GOAL OF THE EXERCISE | Tally the lines containing the word "防灾通风" and give the total alone.

Stored records
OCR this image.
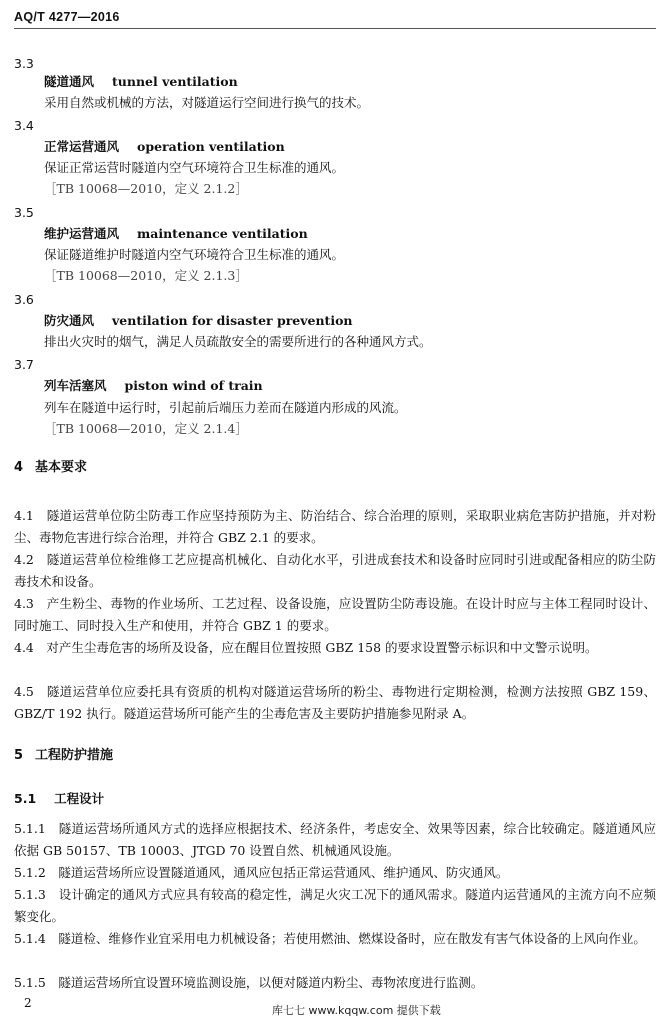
AQ/T 4277—2016
3.3
隧道通风 tunnel ventilation
采用自然或机械的方法，对隧道运行空间进行换气的技术。
3.4
正常运营通风 operation ventilation
保证正常运营时隧道内空气环境符合卫生标准的通风。
［TB 10068—2010，定义 2.1.2］
3.5
维护运营通风 maintenance ventilation
保证隧道维护时隧道内空气环境符合卫生标准的通风。
［TB 10068—2010，定义 2.1.3］
3.6
防灾通风 ventilation for disaster prevention
排出火灾时的烟气，满足人员疏散安全的需要所进行的各种通风方式。
3.7
列车活塞风 piston wind of train
列车在隧道中运行时，引起前后端压力差而在隧道内形成的风流。
［TB 10068—2010，定义 2.1.4］
4 基本要求
4.1　 隧道运营单位防尘防毒工作应坚持预防为主、防治结合、综合治理的原则，采取职业病危害防护措施，并对粉尘、毒物危害进行综合治理，并符合 GBZ 2.1 的要求。
4.2　 隧道运营单位检维修工艺应提高机械化、自动化水平，引进成套技术和设备时应同时引进或配备相应的防尘防毒技术和设备。
4.3　 产生粉尘、毒物的作业场所、工艺过程、设备设施，应设置防尘防毒设施。在设计时应与主体工程同时设计、同时施工、同时投入生产和使用，并符合 GBZ 1 的要求。
4.4　 对产生尘毒危害的场所及设备，应在醒目位置按照 GBZ 158 的要求设置警示标识和中文警示说明。
4.5　 隧道运营单位应委托具有资质的机构对隧道运营场所的粉尘、毒物进行定期检测，检测方法按照 GBZ 159、GBZ/T 192 执行。隧道运营场所可能产生的尘毒危害及主要防护措施参见附录 A。
5 工程防护措施
5.1 工程设计
5.1.1　 隧道运营场所通风方式的选择应根据技术、经济条件，考虑安全、效果等因素，综合比较确定。隧道通风应依据 GB 50157、TB 10003、JTGD 70 设置自然、机械通风设施。
5.1.2　 隧道运营场所应设置隧道通风，通风应包括正常运营通风、维护通风、防灾通风。
5.1.3　 设计确定的通风方式应具有较高的稳定性，满足火灾工况下的通风需求。隧道内运营通风的主流方向不应频繁变化。
5.1.4　 隧道检、维修作业宜采用电力机械设备；若使用燃油、燃煤设备时，应在散发有害气体设备的上风向作业。
5.1.5　 隧道运营场所宜设置环境监测设施，以便对隧道内粉尘、毒物浓度进行监测。
2
库七七 www.kqqw.com 提供下载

EXERCISE RESPONSE | 2